Task description |
Answer these questions using the passage about Lisa Wray.
1. In what year did Wray graduate from the Hussian School of Art?
2. What kind of business did she own?
3. In what year did she start creating prototypes of her original works?

Passage provided |
———

Lisa Wray is a Pennsylvania-based artist, and one of the early pioneers of visual graphic media arts. Her works can be viewed as tradigital art and metaphysical art. Wray graduated from the Hussian School of Art, Philadelphia in 1979, where she studied commercial and fine art. She was a freelance artist in the late 1980s, and owned a print shop. Wray created some of the artwork in a series called the "Renaissance of Metaphysical Imagery" as early as 1978. In 1983, she started creating prototypes of the original works—from color copies, color photos or film negatives made in her graphic arts darkroom—in an attempt to produce metaphysical art, but discovered that the mechanical methods available could not achieve the accuracy of computer systems. "In 1983, when the first prototypes were made, the hardware did not exist to output high resolution in a hard copy form", she remembers.

———

Data records |
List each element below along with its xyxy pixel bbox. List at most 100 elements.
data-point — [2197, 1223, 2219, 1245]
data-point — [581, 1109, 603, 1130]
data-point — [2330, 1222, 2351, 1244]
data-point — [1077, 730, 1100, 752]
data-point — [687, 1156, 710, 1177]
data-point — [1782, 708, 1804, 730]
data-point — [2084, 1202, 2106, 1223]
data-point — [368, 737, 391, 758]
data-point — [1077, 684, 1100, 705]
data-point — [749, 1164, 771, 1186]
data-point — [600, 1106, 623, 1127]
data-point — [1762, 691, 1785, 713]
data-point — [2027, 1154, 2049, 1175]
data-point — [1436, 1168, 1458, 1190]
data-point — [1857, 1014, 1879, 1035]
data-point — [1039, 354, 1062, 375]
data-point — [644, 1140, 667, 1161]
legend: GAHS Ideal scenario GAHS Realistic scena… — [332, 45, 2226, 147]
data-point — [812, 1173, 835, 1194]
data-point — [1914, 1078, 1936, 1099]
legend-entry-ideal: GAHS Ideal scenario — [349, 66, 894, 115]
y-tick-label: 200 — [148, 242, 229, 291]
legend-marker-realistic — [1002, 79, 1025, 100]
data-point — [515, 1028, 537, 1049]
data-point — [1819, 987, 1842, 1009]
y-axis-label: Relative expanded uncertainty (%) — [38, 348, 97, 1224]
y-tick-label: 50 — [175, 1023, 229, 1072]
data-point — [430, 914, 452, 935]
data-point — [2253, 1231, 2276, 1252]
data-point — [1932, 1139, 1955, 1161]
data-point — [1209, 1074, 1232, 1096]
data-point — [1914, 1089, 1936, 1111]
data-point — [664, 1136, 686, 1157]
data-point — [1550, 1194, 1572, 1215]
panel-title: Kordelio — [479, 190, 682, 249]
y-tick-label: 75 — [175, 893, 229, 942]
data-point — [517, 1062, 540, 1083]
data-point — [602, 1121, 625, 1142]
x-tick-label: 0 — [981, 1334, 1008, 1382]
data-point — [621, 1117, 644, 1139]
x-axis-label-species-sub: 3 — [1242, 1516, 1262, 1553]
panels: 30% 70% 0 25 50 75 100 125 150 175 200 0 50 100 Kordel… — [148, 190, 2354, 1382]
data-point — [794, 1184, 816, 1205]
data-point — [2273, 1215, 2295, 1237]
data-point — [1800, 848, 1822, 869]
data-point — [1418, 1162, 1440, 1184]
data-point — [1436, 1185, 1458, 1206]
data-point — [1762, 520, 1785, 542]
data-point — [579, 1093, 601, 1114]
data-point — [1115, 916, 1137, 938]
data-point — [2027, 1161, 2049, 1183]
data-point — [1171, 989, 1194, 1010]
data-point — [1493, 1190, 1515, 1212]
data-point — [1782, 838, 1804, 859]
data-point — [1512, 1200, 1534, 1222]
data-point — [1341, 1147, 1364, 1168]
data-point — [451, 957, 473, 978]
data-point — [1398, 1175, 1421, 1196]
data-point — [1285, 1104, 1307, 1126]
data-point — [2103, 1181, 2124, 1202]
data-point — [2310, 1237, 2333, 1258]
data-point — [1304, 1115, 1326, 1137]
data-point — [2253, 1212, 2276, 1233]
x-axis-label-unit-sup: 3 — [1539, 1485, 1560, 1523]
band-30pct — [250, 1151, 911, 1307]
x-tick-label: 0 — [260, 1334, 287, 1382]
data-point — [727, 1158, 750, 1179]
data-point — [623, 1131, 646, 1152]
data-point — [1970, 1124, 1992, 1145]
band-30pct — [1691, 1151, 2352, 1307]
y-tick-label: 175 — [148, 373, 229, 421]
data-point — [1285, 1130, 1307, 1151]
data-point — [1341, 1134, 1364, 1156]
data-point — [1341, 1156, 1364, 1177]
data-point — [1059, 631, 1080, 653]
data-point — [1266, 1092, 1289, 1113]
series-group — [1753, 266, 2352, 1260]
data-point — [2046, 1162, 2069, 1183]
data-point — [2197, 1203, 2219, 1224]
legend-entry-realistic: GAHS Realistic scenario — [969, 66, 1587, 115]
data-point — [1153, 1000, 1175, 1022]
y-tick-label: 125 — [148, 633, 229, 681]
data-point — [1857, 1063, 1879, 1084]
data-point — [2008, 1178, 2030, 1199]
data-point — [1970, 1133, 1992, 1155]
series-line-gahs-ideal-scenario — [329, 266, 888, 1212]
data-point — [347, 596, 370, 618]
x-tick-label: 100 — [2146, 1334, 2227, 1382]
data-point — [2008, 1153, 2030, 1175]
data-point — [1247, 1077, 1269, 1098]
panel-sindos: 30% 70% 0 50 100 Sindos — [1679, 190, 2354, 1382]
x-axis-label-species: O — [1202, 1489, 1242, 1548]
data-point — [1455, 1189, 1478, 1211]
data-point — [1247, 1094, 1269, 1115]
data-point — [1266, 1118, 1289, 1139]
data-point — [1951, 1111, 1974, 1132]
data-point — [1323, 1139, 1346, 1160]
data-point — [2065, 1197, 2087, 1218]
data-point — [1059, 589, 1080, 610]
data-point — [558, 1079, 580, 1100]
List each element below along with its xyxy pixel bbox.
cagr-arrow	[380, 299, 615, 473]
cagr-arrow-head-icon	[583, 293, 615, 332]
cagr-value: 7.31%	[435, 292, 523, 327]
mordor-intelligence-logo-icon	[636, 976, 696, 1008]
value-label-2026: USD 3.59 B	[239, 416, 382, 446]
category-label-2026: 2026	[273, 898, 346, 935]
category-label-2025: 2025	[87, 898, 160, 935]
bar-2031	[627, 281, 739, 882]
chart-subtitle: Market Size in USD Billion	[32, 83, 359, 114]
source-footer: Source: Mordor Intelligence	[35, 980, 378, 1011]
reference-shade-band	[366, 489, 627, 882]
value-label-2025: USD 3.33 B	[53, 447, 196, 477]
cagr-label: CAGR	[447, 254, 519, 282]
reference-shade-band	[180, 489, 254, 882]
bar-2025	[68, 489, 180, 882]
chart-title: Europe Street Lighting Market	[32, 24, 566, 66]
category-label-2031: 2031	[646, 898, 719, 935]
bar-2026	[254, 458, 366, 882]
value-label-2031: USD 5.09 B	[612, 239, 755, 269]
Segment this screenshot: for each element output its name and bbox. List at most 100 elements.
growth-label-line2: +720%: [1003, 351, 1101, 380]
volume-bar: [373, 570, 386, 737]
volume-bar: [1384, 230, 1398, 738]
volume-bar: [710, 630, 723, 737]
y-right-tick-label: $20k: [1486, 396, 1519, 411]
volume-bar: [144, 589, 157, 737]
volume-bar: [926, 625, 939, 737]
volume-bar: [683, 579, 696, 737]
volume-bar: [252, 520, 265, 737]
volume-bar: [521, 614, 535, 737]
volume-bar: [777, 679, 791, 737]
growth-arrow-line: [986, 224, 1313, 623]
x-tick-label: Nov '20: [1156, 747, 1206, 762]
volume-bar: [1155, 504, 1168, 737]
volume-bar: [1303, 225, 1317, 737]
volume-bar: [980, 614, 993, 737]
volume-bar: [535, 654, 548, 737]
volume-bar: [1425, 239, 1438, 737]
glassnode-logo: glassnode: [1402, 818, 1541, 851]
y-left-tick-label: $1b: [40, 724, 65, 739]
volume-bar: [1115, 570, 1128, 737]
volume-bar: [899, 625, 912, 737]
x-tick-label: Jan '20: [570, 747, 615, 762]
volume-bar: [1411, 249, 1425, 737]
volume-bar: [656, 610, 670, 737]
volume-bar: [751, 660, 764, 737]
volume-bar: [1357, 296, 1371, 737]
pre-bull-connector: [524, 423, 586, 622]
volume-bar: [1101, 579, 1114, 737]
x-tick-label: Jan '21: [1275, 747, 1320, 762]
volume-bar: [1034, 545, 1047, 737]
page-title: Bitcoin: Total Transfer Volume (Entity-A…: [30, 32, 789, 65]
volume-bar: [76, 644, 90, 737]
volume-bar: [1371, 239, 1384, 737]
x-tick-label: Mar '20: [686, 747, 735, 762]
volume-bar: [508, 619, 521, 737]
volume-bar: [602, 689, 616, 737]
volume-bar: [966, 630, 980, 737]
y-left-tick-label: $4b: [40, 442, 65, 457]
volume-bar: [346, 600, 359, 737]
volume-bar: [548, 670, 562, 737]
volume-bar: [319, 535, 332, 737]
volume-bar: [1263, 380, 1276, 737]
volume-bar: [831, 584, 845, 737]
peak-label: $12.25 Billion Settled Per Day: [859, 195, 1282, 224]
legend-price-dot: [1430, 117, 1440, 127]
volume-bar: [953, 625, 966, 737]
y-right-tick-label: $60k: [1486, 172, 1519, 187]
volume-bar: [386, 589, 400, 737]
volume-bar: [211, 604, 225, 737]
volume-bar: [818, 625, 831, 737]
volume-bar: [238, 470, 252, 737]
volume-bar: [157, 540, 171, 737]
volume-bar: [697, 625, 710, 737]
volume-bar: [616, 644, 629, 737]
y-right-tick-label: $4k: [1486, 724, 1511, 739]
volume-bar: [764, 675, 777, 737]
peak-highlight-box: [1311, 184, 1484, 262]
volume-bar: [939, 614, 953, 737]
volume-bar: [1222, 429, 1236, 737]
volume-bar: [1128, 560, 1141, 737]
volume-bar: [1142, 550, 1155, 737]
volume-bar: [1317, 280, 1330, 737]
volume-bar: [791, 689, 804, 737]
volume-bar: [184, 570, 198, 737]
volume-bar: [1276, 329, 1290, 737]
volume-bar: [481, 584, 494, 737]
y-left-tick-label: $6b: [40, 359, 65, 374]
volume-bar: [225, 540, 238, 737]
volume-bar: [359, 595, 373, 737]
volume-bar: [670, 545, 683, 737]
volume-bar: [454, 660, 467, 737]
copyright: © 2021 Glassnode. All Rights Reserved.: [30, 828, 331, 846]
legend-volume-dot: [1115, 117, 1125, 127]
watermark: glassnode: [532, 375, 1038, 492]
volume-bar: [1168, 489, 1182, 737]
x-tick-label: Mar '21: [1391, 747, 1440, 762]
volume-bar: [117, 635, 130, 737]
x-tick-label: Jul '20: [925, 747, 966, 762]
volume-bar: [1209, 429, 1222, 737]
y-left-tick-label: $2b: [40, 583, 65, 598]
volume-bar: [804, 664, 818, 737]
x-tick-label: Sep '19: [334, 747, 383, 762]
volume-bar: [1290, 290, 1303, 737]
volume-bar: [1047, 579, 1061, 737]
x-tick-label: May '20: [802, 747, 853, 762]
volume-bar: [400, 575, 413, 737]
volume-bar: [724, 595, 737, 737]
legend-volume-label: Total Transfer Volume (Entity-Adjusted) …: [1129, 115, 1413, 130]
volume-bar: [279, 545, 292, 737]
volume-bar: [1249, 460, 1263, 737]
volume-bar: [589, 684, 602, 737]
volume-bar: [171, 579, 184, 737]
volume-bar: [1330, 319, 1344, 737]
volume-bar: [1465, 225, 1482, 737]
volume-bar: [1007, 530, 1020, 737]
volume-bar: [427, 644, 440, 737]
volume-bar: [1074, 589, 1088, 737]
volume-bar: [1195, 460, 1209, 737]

———

Response to this exercise |
1. 1979
2. A print shop
3. 1983